Search the listing below for the word "Model" and copy each line that holds it.
-=-=-=-=-
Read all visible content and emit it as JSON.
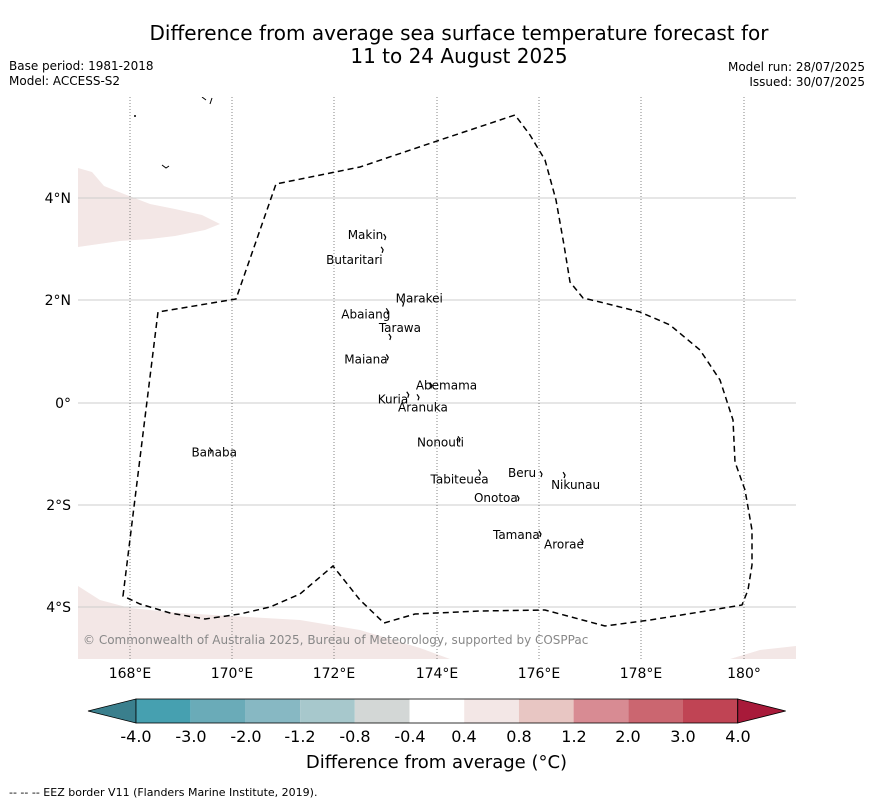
{
  "title": {
    "line1": "Difference from average sea surface temperature forecast for",
    "line2": "11 to 24 August 2025"
  },
  "meta": {
    "base_period": "Base period: 1981-2018",
    "model": "Model: ACCESS-S2",
    "model_run": "Model run: 28/07/2025",
    "issued": "Issued: 30/07/2025"
  },
  "map": {
    "lon_range": [
      167,
      181
    ],
    "lat_range": [
      -5,
      6
    ],
    "lon_ticks": [
      "168°E",
      "170°E",
      "172°E",
      "174°E",
      "176°E",
      "178°E",
      "180°"
    ],
    "lat_ticks": [
      "4°N",
      "2°N",
      "0°",
      "2°S",
      "4°S"
    ],
    "land_color": "#f3e7e6",
    "islands": [
      {
        "name": "Makin",
        "lon": 172.95,
        "lat": 3.3
      },
      {
        "name": "Butaritari",
        "lon": 172.9,
        "lat": 3.05
      },
      {
        "name": "Marakei",
        "lon": 173.3,
        "lat": 2.0
      },
      {
        "name": "Abaiang",
        "lon": 173.0,
        "lat": 1.85
      },
      {
        "name": "Tarawa",
        "lon": 173.05,
        "lat": 1.35
      },
      {
        "name": "Maiana",
        "lon": 173.0,
        "lat": 0.95
      },
      {
        "name": "Abemama",
        "lon": 173.85,
        "lat": 0.4
      },
      {
        "name": "Kuria",
        "lon": 173.4,
        "lat": 0.22
      },
      {
        "name": "Aranuka",
        "lon": 173.6,
        "lat": 0.17
      },
      {
        "name": "Nonouti",
        "lon": 174.4,
        "lat": -0.65
      },
      {
        "name": "Banaba",
        "lon": 169.55,
        "lat": -0.87
      },
      {
        "name": "Tabiteuea",
        "lon": 174.8,
        "lat": -1.3
      },
      {
        "name": "Beru",
        "lon": 176.0,
        "lat": -1.33
      },
      {
        "name": "Nikunau",
        "lon": 176.45,
        "lat": -1.35
      },
      {
        "name": "Onotoa",
        "lon": 175.55,
        "lat": -1.8
      },
      {
        "name": "Tamana",
        "lon": 175.98,
        "lat": -2.5
      },
      {
        "name": "Arorae",
        "lon": 176.8,
        "lat": -2.65
      }
    ],
    "copyright": "© Commonwealth of Australia 2025, Bureau of Meteorology, supported by COSPPac"
  },
  "colorbar": {
    "labels": [
      "-4.0",
      "-3.0",
      "-2.0",
      "-1.2",
      "-0.8",
      "-0.4",
      "0.4",
      "0.8",
      "1.2",
      "2.0",
      "3.0",
      "4.0"
    ],
    "colors": [
      "#3a7f8d",
      "#46a0b0",
      "#6aabb8",
      "#87b8c3",
      "#a7c8cc",
      "#d3d7d6",
      "#ffffff",
      "#f3e7e6",
      "#e8c6c3",
      "#d88b93",
      "#cb6670",
      "#c04454",
      "#a81a3a"
    ],
    "title": "Difference from average (°C)"
  },
  "footnote": "--  --  -- EEZ border V11 (Flanders Marine Institute, 2019)."
}
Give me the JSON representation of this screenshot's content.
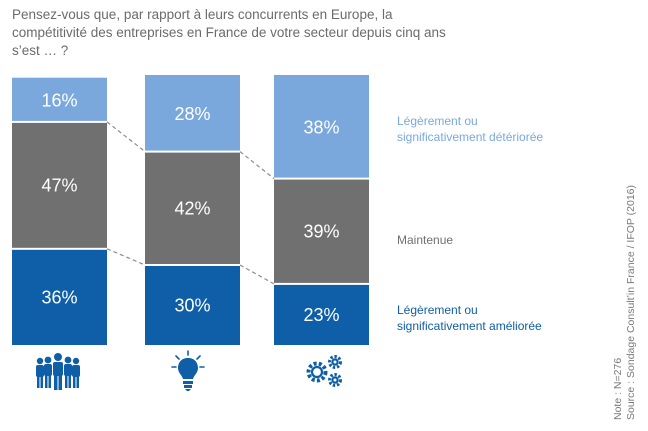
{
  "title": "Pensez-vous que, par rapport à leurs concurrents en Europe, la compétitivité des entreprises en France de votre secteur depuis cinq ans s’est … ?",
  "colors": {
    "deteriorated": "#7aa8dc",
    "maintained": "#707070",
    "improved": "#0e5fa8",
    "title_text": "#6b6b6b",
    "connector": "#8c8c8c",
    "icon": "#0e5fa8"
  },
  "chart_data": {
    "type": "bar",
    "stacked": true,
    "percent_stacked": true,
    "categories": [
      "people-group-icon",
      "lightbulb-icon",
      "gears-icon"
    ],
    "series": [
      {
        "name": "Légèrement ou significativement améliorée",
        "values": [
          36,
          30,
          23
        ]
      },
      {
        "name": "Maintenue",
        "values": [
          47,
          42,
          39
        ]
      },
      {
        "name": "Légèrement ou significativement détériorée",
        "values": [
          16,
          28,
          38
        ]
      }
    ],
    "value_suffix": "%",
    "legend_position": "right",
    "grid": false
  },
  "legend": {
    "deteriorated": [
      "Légèrement ou",
      "significativement détériorée"
    ],
    "maintained": [
      "Maintenue"
    ],
    "improved": [
      "Légèrement ou",
      "significativement améliorée"
    ]
  },
  "source": {
    "note": "Note : N=276",
    "source": "Source : Sondage Consult’in France / IFOP (2016)"
  }
}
-=-=-=-=-
Reply:
    "model": "Model: ACCESS-S2",
    "model_run": "Model run: 28/07/2025",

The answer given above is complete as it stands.